━━━━━ PROVIDED INFORMATION ━━━━━

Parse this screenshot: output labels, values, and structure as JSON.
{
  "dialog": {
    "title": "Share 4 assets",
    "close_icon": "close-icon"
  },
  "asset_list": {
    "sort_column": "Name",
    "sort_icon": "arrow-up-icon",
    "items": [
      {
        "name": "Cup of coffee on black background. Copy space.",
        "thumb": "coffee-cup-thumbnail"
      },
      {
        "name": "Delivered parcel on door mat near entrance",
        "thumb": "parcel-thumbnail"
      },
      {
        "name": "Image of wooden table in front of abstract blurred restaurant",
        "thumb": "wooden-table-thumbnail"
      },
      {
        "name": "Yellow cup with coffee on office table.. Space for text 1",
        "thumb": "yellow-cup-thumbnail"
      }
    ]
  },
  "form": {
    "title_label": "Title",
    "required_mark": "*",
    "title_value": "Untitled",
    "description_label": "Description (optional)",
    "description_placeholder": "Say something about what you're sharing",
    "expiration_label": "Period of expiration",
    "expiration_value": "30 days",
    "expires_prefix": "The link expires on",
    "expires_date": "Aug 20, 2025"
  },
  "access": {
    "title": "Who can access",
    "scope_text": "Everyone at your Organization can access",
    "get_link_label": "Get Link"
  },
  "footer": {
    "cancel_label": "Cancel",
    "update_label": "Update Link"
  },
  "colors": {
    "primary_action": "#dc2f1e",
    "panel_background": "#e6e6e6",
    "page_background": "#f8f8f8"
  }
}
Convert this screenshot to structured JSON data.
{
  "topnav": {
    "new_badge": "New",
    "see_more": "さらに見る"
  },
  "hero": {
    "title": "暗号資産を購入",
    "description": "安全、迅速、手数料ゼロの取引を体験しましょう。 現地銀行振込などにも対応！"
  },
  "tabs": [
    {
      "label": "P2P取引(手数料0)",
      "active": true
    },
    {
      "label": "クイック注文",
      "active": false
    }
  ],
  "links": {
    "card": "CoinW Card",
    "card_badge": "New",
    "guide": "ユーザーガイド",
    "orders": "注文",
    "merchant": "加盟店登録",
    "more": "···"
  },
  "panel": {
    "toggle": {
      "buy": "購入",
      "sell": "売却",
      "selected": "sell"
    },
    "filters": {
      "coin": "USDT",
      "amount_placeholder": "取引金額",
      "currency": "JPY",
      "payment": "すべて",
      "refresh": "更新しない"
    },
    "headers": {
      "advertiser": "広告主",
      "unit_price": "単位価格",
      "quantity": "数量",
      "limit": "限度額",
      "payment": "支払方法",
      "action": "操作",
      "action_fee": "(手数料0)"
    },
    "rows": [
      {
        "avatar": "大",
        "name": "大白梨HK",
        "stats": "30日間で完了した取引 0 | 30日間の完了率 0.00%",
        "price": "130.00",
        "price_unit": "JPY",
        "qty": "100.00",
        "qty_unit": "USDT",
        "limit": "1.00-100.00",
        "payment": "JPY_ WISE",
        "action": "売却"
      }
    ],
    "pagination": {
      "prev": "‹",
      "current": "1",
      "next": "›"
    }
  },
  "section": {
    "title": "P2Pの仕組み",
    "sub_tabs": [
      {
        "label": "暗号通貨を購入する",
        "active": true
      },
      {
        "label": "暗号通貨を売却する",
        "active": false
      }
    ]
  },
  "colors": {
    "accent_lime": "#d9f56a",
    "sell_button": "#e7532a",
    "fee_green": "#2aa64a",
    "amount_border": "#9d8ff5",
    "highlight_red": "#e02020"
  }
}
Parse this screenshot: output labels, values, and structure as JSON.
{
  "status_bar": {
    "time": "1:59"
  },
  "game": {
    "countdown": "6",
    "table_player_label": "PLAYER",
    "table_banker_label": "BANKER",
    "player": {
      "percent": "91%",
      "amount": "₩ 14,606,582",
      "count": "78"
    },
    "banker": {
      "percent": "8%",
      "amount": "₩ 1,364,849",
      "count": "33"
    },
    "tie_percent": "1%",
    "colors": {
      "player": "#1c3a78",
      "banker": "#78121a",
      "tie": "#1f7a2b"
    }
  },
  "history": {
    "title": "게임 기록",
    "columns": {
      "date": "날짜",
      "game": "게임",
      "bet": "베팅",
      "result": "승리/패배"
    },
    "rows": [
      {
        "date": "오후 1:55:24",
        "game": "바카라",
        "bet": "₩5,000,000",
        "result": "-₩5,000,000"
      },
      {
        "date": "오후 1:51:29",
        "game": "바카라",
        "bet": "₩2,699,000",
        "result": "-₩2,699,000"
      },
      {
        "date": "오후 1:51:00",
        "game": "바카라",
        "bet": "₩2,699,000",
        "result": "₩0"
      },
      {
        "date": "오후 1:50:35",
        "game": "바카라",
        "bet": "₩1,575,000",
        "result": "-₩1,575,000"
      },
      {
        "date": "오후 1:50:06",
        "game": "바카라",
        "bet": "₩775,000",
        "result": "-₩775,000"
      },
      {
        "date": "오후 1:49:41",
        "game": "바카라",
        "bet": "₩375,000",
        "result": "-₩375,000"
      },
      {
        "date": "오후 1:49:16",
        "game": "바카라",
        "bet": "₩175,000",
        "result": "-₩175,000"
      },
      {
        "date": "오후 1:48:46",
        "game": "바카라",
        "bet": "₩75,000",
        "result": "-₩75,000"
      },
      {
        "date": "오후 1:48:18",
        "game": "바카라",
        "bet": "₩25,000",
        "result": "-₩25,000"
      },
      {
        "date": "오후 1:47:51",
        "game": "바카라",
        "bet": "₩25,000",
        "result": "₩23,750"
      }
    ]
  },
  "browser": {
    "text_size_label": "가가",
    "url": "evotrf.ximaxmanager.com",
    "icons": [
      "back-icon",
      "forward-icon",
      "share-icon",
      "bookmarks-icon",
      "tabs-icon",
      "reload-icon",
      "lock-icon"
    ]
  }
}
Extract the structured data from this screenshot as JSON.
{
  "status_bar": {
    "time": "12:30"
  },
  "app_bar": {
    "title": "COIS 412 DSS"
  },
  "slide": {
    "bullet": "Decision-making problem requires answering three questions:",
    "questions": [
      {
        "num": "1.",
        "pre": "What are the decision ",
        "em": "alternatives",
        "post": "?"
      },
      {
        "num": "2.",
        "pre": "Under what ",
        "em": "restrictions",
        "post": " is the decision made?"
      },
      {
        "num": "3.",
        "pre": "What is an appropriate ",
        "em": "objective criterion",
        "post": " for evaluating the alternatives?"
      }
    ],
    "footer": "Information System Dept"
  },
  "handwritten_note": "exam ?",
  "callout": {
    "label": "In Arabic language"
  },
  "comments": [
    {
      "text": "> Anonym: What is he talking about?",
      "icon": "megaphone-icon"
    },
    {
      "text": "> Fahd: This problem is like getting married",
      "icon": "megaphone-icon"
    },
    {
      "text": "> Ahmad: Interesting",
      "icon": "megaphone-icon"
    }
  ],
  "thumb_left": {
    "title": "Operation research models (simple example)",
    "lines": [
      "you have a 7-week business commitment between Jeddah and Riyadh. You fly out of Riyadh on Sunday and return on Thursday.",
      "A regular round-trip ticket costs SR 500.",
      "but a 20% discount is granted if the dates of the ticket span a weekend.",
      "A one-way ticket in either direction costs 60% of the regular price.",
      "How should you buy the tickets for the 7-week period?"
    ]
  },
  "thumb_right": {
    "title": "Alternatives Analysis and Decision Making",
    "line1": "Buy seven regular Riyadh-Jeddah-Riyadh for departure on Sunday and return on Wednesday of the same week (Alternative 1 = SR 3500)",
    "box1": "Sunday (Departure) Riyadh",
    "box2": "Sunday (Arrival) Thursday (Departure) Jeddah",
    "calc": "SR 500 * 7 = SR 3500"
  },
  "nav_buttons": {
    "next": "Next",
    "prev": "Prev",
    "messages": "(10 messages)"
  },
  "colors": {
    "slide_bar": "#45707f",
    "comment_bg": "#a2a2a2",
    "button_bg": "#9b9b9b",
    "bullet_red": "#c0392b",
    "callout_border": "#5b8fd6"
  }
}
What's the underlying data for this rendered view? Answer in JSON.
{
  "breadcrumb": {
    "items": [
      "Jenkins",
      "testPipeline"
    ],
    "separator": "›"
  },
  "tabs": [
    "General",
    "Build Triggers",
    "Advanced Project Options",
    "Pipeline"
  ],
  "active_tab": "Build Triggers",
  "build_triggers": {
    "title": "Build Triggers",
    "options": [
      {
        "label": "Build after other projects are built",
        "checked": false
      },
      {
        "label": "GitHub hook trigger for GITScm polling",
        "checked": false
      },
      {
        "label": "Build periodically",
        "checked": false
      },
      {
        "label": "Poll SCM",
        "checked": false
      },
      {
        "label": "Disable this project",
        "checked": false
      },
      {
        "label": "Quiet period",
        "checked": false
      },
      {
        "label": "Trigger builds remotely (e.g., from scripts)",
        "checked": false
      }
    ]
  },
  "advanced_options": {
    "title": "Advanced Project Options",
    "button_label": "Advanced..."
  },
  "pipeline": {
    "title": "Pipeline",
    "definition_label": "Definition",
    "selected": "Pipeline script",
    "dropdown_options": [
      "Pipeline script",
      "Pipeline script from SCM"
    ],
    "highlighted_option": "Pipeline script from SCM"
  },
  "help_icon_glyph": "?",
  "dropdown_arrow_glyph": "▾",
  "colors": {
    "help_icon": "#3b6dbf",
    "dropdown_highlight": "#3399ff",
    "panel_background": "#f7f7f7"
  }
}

━━━━━

» **EXERCISE AIM**:
In the entries above, identify each line that includes the string "Jeddah", then copy it.

» **SOLUTION TO THE EXERCISE**:
      "you have a 7-week business commitment between Jeddah and Riyadh. You fly out of Riyadh on Sunday and return on Thursday.",
    "line1": "Buy seven regular Riyadh-Jeddah-Riyadh for departure on Sunday and return on Wednesday of the same week (Alternative 1 = SR 3500)",
    "box2": "Sunday (Arrival) Thursday (Departure) Jeddah",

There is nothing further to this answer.